Every line of the data must be copied exactly.

/---

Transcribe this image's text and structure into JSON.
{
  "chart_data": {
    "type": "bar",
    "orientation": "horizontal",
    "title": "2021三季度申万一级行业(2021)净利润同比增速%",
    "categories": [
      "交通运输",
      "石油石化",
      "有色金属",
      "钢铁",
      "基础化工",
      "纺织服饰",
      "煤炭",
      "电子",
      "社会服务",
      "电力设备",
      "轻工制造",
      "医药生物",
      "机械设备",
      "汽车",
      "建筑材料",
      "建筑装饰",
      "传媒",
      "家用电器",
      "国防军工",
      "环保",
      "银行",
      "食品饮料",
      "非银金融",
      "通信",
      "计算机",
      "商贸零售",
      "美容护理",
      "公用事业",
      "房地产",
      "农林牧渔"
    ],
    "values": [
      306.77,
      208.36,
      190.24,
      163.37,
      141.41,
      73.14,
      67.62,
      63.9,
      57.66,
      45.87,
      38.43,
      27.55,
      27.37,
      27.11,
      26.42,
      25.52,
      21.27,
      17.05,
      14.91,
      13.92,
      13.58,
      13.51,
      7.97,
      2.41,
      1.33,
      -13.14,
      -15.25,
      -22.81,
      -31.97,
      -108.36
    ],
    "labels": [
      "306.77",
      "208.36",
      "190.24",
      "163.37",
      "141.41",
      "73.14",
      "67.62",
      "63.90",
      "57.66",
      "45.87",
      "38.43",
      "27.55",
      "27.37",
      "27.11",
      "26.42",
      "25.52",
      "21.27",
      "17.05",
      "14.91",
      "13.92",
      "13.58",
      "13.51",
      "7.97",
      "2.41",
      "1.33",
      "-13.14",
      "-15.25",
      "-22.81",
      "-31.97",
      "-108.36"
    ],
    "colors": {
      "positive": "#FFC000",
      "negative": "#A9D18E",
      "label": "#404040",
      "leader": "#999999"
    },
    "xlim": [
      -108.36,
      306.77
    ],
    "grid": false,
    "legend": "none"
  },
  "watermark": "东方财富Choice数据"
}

\---

◆ ANSWER:
Transcribe this image's text and structure into JSON.
{
  "chart_data": {
    "type": "bar",
    "orientation": "horizontal",
    "title": "2021三季度申万一级行业(2021)净利润同比增速%",
    "categories": [
      "交通运输",
      "石油石化",
      "有色金属",
      "钢铁",
      "基础化工",
      "纺织服饰",
      "煤炭",
      "电子",
      "社会服务",
      "电力设备",
      "轻工制造",
      "医药生物",
      "机械设备",
      "汽车",
      "建筑材料",
      "建筑装饰",
      "传媒",
      "家用电器",
      "国防军工",
      "环保",
      "银行",
      "食品饮料",
      "非银金融",
      "通信",
      "计算机",
      "商贸零售",
      "美容护理",
      "公用事业",
      "房地产",
      "农林牧渔"
    ],
    "values": [
      306.77,
      208.36,
      190.24,
      163.37,
      141.41,
      73.14,
      67.62,
      63.9,
      57.66,
      45.87,
      38.43,
      27.55,
      27.37,
      27.11,
      26.42,
      25.52,
      21.27,
      17.05,
      14.91,
      13.92,
      13.58,
      13.51,
      7.97,
      2.41,
      1.33,
      -13.14,
      -15.25,
      -22.81,
      -31.97,
      -108.36
    ],
    "labels": [
      "306.77",
      "208.36",
      "190.24",
      "163.37",
      "141.41",
      "73.14",
      "67.62",
      "63.90",
      "57.66",
      "45.87",
      "38.43",
      "27.55",
      "27.37",
      "27.11",
      "26.42",
      "25.52",
      "21.27",
      "17.05",
      "14.91",
      "13.92",
      "13.58",
      "13.51",
      "7.97",
      "2.41",
      "1.33",
      "-13.14",
      "-15.25",
      "-22.81",
      "-31.97",
      "-108.36"
    ],
    "colors": {
      "positive": "#FFC000",
      "negative": "#A9D18E",
      "label": "#404040",
      "leader": "#999999"
    },
    "xlim": [
      -108.36,
      306.77
    ],
    "grid": false,
    "legend": "none"
  },
  "watermark": "东方财富Choice数据"
}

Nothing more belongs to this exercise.